### WORK TO DO
Say how many lines include the word "title". Reply with nothing but the number.

### DATA
########################################
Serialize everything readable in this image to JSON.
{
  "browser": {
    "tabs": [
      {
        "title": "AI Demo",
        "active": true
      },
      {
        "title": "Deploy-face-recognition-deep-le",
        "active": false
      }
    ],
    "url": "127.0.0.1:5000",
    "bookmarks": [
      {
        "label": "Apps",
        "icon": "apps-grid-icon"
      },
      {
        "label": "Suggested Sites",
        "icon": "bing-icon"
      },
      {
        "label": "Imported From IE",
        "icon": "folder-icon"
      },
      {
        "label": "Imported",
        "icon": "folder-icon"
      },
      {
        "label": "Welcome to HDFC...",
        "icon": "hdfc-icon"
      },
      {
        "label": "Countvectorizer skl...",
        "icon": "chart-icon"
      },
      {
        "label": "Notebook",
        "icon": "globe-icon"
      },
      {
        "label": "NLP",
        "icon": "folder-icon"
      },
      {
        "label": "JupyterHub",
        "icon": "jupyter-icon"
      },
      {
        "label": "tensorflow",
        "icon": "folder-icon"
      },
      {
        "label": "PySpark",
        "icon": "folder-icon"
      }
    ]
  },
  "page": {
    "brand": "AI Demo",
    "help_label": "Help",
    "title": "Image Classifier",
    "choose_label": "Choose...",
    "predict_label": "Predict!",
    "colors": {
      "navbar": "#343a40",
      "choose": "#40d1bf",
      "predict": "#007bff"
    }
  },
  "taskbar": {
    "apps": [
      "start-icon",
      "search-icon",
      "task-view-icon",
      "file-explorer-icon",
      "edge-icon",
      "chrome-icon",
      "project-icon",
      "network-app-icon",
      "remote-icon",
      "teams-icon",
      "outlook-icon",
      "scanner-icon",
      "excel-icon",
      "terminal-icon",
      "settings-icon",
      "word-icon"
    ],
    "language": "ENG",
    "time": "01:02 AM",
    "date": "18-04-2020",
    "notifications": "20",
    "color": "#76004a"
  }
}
########################################
### ANSWER IN FULL
3